Begin
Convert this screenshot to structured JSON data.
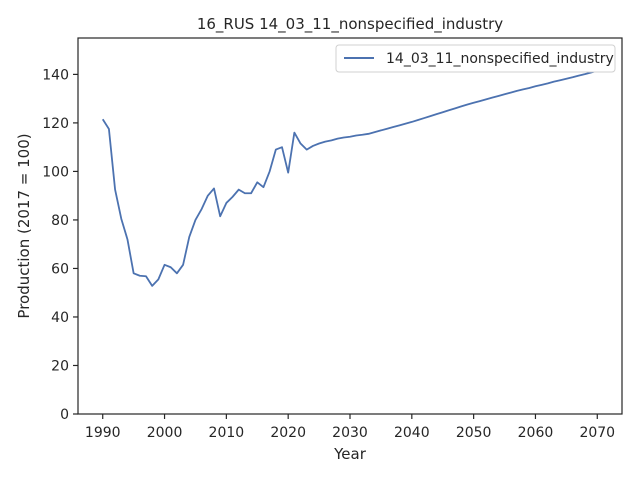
{
  "chart_data": {
    "type": "line",
    "title": "16_RUS 14_03_11_nonspecified_industry",
    "xlabel": "Year",
    "ylabel": "Production (2017 = 100)",
    "xlim": [
      1986,
      2074
    ],
    "ylim": [
      0,
      155
    ],
    "xticks": [
      1990,
      2000,
      2010,
      2020,
      2030,
      2040,
      2050,
      2060,
      2070
    ],
    "yticks": [
      0,
      20,
      40,
      60,
      80,
      100,
      120,
      140
    ],
    "grid": false,
    "legend_position": "top-right",
    "series": [
      {
        "name": "14_03_11_nonspecified_industry",
        "color": "#4c72b0",
        "x": [
          1990,
          1991,
          1992,
          1993,
          1994,
          1995,
          1996,
          1997,
          1998,
          1999,
          2000,
          2001,
          2002,
          2003,
          2004,
          2005,
          2006,
          2007,
          2008,
          2009,
          2010,
          2011,
          2012,
          2013,
          2014,
          2015,
          2016,
          2017,
          2018,
          2019,
          2020,
          2021,
          2022,
          2023,
          2024,
          2025,
          2026,
          2027,
          2028,
          2029,
          2030,
          2031,
          2032,
          2033,
          2034,
          2035,
          2036,
          2037,
          2038,
          2039,
          2040,
          2041,
          2042,
          2043,
          2044,
          2045,
          2046,
          2047,
          2048,
          2049,
          2050,
          2051,
          2052,
          2053,
          2054,
          2055,
          2056,
          2057,
          2058,
          2059,
          2060,
          2061,
          2062,
          2063,
          2064,
          2065,
          2066,
          2067,
          2068,
          2069,
          2070
        ],
        "values": [
          121.5,
          117.5,
          92.5,
          80.5,
          72,
          58,
          57,
          56.8,
          52.8,
          55.5,
          61.5,
          60.5,
          58,
          61.5,
          73,
          80,
          84.5,
          90,
          93,
          81.5,
          87,
          89.5,
          92.5,
          91,
          91,
          95.5,
          93.5,
          100,
          109,
          110,
          99.5,
          116,
          111.5,
          109,
          110.5,
          111.5,
          112.3,
          112.8,
          113.5,
          114,
          114.3,
          114.8,
          115.1,
          115.5,
          116.2,
          116.9,
          117.6,
          118.3,
          119,
          119.7,
          120.4,
          121.2,
          122,
          122.8,
          123.6,
          124.4,
          125.2,
          126,
          126.8,
          127.6,
          128.3,
          129,
          129.7,
          130.4,
          131.1,
          131.8,
          132.5,
          133.2,
          133.8,
          134.4,
          135.1,
          135.7,
          136.3,
          137,
          137.6,
          138.2,
          138.8,
          139.5,
          140.1,
          140.8,
          141.5
        ]
      }
    ]
  }
}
End
= Brief =
Give back each entry exactly as it appears, with no pictures.

= Exercise output =
Convert this screenshot to structured JSON data.
{
  "chart_data": {
    "type": "line",
    "title": "16_RUS 14_03_11_nonspecified_industry",
    "xlabel": "Year",
    "ylabel": "Production (2017 = 100)",
    "xlim": [
      1986,
      2074
    ],
    "ylim": [
      0,
      155
    ],
    "xticks": [
      1990,
      2000,
      2010,
      2020,
      2030,
      2040,
      2050,
      2060,
      2070
    ],
    "yticks": [
      0,
      20,
      40,
      60,
      80,
      100,
      120,
      140
    ],
    "grid": false,
    "legend_position": "top-right",
    "series": [
      {
        "name": "14_03_11_nonspecified_industry",
        "color": "#4c72b0",
        "x": [
          1990,
          1991,
          1992,
          1993,
          1994,
          1995,
          1996,
          1997,
          1998,
          1999,
          2000,
          2001,
          2002,
          2003,
          2004,
          2005,
          2006,
          2007,
          2008,
          2009,
          2010,
          2011,
          2012,
          2013,
          2014,
          2015,
          2016,
          2017,
          2018,
          2019,
          2020,
          2021,
          2022,
          2023,
          2024,
          2025,
          2026,
          2027,
          2028,
          2029,
          2030,
          2031,
          2032,
          2033,
          2034,
          2035,
          2036,
          2037,
          2038,
          2039,
          2040,
          2041,
          2042,
          2043,
          2044,
          2045,
          2046,
          2047,
          2048,
          2049,
          2050,
          2051,
          2052,
          2053,
          2054,
          2055,
          2056,
          2057,
          2058,
          2059,
          2060,
          2061,
          2062,
          2063,
          2064,
          2065,
          2066,
          2067,
          2068,
          2069,
          2070
        ],
        "values": [
          121.5,
          117.5,
          92.5,
          80.5,
          72,
          58,
          57,
          56.8,
          52.8,
          55.5,
          61.5,
          60.5,
          58,
          61.5,
          73,
          80,
          84.5,
          90,
          93,
          81.5,
          87,
          89.5,
          92.5,
          91,
          91,
          95.5,
          93.5,
          100,
          109,
          110,
          99.5,
          116,
          111.5,
          109,
          110.5,
          111.5,
          112.3,
          112.8,
          113.5,
          114,
          114.3,
          114.8,
          115.1,
          115.5,
          116.2,
          116.9,
          117.6,
          118.3,
          119,
          119.7,
          120.4,
          121.2,
          122,
          122.8,
          123.6,
          124.4,
          125.2,
          126,
          126.8,
          127.6,
          128.3,
          129,
          129.7,
          130.4,
          131.1,
          131.8,
          132.5,
          133.2,
          133.8,
          134.4,
          135.1,
          135.7,
          136.3,
          137,
          137.6,
          138.2,
          138.8,
          139.5,
          140.1,
          140.8,
          141.5
        ]
      }
    ]
  }
}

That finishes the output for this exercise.